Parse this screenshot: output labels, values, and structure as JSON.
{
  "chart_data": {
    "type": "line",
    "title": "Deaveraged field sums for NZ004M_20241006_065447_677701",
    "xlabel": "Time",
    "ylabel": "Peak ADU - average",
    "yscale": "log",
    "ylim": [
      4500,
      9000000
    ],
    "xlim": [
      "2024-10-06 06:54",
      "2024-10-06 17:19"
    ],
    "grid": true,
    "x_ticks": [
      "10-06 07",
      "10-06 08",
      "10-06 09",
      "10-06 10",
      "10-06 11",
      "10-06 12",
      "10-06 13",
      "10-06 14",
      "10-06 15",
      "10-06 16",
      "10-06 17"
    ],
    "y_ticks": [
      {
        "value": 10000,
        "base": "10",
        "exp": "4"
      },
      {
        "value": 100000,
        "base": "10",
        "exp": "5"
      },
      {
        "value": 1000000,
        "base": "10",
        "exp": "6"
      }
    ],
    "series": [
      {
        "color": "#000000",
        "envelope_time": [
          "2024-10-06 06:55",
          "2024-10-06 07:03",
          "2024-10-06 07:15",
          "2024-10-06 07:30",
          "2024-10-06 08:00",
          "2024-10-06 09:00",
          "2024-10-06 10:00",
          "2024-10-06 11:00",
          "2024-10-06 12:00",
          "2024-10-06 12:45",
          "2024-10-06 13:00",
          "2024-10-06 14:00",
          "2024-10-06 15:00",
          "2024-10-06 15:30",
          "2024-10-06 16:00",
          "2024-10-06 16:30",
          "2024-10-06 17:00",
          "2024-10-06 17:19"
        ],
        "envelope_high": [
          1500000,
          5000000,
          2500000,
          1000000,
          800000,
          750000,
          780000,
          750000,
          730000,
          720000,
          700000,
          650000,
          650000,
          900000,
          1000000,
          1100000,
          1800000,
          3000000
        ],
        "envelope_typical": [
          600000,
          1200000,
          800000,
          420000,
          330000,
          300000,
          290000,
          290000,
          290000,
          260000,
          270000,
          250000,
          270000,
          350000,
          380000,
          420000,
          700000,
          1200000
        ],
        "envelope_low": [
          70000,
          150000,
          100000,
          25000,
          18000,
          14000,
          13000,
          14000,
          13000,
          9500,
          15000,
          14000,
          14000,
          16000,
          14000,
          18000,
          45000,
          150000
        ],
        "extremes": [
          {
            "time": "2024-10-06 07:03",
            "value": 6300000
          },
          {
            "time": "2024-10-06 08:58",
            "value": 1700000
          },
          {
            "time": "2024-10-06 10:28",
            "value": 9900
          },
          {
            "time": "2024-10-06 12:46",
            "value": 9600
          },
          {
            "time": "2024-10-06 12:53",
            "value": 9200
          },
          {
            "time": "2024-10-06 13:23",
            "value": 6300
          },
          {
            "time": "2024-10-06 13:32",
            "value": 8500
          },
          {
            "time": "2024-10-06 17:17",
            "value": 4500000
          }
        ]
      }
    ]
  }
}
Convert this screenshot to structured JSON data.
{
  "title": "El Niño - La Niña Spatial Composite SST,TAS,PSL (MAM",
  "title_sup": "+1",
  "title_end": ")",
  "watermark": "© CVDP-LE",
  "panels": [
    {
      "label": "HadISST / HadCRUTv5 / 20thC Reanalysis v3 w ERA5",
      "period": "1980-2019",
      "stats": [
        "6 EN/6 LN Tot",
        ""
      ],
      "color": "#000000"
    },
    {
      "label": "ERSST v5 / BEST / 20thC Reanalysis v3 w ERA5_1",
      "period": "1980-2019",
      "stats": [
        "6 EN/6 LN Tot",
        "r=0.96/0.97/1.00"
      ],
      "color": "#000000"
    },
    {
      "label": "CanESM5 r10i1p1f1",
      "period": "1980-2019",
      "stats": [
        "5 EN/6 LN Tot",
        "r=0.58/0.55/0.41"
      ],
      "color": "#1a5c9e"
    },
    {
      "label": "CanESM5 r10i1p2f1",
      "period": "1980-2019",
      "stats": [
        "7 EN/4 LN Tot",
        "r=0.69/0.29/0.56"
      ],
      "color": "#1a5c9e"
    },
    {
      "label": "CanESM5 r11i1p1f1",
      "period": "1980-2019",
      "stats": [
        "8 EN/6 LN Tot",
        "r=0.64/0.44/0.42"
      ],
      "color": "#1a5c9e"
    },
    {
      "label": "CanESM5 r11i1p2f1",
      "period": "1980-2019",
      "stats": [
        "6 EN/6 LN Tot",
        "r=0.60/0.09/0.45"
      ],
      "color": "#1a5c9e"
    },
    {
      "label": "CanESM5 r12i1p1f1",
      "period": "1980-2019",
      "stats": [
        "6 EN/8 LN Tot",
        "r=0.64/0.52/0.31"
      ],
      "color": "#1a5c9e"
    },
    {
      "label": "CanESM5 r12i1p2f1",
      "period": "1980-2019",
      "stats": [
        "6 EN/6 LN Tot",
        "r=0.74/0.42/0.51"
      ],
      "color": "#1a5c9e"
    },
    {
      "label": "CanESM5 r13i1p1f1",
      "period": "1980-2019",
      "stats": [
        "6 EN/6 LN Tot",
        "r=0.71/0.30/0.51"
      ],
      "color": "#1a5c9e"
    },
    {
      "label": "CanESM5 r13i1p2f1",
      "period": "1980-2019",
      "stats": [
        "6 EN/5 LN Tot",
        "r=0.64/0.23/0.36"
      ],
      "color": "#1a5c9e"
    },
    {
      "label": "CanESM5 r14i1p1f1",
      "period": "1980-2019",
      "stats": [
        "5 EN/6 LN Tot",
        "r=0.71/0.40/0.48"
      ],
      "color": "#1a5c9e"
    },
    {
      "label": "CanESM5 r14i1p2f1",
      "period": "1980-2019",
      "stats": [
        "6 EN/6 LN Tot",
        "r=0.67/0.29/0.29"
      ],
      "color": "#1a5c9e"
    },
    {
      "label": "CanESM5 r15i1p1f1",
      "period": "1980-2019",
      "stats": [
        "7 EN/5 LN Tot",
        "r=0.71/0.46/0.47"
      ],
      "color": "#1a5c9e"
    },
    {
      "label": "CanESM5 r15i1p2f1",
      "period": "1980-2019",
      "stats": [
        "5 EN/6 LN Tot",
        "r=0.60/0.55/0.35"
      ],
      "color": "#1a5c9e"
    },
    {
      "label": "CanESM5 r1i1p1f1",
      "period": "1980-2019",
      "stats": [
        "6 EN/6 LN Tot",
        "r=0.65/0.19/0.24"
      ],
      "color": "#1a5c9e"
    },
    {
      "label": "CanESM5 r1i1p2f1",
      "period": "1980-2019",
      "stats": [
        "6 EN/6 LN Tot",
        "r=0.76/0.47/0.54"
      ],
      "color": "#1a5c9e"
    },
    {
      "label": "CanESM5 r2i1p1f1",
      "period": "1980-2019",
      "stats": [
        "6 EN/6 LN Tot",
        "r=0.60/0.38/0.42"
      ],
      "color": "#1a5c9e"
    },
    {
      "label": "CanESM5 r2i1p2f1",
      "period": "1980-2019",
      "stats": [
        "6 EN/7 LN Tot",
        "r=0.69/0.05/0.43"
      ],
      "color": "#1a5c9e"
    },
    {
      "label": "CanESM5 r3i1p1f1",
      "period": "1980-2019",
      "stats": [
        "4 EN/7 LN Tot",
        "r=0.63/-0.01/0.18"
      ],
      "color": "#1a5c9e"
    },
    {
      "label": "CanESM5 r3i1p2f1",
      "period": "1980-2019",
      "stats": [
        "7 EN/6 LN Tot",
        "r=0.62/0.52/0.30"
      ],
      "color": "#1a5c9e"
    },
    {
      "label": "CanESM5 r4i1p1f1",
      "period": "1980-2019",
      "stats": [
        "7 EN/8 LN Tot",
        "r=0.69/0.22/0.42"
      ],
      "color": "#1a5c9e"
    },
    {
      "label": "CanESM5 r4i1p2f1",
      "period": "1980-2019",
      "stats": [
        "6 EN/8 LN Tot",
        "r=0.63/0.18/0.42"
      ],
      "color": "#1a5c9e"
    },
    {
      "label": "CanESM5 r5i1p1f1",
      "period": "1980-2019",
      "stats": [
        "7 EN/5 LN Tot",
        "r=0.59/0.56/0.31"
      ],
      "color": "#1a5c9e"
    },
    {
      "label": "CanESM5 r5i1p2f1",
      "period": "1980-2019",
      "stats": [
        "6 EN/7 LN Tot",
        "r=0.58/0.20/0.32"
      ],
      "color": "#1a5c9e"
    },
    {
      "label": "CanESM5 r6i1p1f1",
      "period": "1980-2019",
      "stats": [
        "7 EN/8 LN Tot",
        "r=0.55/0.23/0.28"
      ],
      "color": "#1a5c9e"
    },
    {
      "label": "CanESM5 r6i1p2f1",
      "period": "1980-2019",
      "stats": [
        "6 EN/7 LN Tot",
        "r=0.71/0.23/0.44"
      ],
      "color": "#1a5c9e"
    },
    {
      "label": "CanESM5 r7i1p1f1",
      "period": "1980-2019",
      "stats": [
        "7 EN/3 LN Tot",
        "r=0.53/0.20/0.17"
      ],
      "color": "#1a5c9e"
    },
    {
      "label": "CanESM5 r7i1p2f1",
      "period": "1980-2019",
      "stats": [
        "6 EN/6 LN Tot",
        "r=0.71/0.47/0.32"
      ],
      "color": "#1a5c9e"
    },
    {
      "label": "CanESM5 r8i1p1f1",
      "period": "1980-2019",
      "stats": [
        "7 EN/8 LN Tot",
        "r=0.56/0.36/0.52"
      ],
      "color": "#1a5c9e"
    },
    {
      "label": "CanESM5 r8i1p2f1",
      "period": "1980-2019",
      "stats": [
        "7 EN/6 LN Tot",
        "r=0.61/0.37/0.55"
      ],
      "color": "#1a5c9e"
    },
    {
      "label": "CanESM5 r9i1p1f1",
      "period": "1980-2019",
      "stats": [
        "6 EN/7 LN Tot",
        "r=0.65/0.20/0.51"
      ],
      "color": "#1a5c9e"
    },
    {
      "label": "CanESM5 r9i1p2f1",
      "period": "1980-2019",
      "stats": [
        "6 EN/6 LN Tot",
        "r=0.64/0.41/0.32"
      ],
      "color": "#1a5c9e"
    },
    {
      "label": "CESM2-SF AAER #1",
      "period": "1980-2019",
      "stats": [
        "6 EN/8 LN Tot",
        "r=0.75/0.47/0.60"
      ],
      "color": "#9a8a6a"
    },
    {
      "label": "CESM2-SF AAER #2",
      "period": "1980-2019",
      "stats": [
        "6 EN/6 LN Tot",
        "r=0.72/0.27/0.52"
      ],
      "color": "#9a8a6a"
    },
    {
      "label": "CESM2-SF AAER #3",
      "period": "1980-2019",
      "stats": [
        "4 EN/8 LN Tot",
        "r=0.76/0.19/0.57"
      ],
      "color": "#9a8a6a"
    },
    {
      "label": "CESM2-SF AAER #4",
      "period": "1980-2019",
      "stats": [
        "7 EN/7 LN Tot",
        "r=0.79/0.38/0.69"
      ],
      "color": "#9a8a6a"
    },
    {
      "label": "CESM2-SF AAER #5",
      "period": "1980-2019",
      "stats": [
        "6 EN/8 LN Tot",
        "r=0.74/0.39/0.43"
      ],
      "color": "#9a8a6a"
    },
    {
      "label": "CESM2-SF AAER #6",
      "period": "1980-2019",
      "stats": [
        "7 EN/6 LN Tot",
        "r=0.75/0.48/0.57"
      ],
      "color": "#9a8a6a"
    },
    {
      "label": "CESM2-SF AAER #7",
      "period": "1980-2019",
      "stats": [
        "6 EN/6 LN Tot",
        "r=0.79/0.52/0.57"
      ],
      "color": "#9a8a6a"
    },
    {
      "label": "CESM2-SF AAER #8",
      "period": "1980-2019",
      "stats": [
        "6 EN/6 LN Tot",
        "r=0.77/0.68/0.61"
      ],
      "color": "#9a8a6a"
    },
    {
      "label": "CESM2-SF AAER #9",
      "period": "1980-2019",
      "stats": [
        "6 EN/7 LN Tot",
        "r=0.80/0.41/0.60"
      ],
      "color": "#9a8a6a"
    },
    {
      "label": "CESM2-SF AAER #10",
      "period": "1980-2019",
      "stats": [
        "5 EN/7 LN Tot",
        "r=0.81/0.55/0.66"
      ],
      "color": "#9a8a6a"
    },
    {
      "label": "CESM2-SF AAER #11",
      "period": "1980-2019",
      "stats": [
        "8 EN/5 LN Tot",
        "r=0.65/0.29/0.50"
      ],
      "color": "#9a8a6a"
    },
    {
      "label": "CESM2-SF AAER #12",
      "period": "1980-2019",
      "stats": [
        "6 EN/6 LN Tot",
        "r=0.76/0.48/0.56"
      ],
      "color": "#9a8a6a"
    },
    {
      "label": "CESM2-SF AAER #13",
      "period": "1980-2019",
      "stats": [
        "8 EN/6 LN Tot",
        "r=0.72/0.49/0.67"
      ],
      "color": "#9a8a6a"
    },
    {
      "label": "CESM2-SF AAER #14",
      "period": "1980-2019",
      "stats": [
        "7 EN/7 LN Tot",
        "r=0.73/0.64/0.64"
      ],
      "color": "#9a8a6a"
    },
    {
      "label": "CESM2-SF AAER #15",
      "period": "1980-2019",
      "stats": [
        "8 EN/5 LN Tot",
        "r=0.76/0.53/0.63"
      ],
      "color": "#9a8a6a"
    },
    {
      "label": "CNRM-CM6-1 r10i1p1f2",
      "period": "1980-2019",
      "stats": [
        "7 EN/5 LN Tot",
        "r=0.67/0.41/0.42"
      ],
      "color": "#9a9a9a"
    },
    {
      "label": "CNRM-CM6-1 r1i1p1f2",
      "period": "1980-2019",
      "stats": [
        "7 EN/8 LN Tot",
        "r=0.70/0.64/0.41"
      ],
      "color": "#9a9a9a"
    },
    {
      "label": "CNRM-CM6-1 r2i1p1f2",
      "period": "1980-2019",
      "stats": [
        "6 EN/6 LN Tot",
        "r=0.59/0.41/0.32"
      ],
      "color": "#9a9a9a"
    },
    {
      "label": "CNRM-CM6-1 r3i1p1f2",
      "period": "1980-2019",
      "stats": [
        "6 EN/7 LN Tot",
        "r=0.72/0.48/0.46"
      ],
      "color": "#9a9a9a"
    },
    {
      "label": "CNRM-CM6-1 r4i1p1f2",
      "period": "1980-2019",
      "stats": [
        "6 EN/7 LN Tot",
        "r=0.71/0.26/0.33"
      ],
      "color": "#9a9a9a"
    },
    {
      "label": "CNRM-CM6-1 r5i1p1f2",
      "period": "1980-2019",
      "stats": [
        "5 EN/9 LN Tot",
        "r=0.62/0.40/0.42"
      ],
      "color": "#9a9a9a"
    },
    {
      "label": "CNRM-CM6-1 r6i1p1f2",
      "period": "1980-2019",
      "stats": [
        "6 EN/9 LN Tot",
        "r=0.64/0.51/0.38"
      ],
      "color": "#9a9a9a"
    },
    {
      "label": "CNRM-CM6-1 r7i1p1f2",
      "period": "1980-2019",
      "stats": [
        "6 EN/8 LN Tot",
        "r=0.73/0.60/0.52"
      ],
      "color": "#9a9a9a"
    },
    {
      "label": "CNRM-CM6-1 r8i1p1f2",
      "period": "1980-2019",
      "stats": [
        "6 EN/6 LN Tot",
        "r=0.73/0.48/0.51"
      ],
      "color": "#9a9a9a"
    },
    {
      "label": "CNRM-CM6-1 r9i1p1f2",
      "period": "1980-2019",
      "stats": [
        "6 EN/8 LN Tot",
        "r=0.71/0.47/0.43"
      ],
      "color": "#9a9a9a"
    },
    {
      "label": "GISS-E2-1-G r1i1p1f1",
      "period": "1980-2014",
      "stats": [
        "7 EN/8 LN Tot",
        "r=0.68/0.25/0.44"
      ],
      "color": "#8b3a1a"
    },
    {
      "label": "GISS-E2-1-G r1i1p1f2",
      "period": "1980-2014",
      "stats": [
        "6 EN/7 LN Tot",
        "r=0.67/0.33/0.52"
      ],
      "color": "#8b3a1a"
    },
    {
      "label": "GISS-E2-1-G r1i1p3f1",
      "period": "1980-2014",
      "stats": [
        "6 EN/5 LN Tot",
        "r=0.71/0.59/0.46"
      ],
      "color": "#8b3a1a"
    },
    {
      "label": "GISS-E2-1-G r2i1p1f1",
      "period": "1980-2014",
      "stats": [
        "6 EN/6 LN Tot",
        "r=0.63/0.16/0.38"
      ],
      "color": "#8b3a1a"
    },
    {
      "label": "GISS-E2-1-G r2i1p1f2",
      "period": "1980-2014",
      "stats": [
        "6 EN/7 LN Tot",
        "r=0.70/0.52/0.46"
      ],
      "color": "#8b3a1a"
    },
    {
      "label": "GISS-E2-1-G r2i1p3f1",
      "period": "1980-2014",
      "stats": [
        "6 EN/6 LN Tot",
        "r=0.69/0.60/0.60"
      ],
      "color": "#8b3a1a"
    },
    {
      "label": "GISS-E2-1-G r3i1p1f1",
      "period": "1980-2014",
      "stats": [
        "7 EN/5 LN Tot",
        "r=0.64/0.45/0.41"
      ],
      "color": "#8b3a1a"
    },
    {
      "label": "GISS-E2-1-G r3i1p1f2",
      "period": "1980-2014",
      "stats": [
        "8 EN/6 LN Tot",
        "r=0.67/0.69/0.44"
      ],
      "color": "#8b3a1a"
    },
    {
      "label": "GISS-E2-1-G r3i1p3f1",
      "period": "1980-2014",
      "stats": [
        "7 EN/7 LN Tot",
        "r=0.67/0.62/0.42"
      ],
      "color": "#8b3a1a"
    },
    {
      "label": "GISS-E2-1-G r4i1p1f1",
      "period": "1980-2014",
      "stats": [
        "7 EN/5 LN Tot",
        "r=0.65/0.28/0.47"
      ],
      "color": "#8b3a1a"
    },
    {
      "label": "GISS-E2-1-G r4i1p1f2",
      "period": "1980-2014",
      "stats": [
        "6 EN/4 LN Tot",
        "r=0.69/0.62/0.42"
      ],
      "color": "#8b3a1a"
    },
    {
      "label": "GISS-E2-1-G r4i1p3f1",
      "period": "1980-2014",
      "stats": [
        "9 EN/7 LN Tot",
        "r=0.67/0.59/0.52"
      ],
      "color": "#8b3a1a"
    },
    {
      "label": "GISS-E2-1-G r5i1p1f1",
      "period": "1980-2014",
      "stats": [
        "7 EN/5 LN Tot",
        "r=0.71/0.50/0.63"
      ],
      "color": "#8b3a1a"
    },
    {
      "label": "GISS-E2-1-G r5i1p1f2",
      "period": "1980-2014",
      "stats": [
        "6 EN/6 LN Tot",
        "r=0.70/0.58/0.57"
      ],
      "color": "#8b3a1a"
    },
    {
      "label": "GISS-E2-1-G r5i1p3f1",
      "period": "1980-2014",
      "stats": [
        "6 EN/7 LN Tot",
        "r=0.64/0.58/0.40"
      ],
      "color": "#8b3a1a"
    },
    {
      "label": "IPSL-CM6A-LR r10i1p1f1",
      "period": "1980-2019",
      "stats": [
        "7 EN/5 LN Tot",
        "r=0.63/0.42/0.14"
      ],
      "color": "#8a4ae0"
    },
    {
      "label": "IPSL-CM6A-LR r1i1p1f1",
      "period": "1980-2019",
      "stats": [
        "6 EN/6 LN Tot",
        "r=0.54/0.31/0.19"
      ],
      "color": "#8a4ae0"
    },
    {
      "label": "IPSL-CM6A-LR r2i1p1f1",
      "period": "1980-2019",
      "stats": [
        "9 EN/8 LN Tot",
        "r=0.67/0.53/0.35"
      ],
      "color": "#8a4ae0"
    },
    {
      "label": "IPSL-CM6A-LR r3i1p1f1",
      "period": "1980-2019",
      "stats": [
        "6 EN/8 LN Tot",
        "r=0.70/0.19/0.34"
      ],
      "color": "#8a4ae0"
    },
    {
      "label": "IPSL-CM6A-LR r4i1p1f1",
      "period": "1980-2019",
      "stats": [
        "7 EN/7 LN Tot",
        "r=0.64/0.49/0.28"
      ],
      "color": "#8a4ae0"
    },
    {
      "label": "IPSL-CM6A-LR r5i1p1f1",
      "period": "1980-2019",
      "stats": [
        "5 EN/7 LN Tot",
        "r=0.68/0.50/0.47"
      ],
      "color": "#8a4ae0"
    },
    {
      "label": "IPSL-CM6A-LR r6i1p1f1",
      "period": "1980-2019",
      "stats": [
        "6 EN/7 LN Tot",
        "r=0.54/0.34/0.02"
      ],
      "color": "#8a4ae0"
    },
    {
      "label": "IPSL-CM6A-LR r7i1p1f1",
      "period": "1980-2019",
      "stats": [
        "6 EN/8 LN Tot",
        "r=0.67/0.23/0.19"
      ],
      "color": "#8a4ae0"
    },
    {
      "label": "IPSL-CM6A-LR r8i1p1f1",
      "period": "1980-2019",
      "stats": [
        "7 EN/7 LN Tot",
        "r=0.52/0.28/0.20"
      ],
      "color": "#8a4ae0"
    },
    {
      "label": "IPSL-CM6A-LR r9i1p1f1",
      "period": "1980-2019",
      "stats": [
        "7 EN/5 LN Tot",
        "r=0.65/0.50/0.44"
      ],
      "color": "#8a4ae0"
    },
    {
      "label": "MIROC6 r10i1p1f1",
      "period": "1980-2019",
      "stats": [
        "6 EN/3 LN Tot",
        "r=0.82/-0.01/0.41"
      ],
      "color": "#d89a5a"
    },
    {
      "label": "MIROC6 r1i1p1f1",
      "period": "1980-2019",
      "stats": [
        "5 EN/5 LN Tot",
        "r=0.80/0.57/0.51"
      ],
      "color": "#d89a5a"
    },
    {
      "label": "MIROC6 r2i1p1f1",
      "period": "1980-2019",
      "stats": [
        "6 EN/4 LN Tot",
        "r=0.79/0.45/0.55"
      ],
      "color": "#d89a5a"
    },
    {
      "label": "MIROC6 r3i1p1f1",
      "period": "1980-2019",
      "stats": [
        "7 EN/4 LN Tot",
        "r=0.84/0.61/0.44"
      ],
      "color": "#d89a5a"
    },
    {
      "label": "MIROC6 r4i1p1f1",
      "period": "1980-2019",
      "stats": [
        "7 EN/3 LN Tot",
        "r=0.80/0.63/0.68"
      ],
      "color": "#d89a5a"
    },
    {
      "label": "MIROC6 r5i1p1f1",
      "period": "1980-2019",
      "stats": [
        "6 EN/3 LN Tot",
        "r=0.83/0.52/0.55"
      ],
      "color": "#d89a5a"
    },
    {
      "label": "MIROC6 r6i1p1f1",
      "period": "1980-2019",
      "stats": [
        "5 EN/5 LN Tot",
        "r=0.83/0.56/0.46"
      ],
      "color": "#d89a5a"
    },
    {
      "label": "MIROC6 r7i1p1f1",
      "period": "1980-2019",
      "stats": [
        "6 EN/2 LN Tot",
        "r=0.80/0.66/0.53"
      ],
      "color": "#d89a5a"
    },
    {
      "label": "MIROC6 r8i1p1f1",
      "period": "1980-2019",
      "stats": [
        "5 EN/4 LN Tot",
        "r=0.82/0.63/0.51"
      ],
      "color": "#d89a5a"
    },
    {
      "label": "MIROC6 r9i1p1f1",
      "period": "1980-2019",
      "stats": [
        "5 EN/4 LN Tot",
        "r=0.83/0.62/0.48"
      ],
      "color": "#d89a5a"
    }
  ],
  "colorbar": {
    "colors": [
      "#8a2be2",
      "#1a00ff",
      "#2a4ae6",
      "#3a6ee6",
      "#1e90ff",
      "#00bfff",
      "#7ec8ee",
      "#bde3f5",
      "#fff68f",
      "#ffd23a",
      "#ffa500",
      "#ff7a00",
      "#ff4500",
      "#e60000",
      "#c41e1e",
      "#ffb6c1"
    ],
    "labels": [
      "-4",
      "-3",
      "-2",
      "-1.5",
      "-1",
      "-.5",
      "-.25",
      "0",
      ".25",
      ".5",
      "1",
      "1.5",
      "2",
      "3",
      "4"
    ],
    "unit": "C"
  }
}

## Problem
How many lines of the data hold the string "JSON"? Reply with the number alone.

## Output
2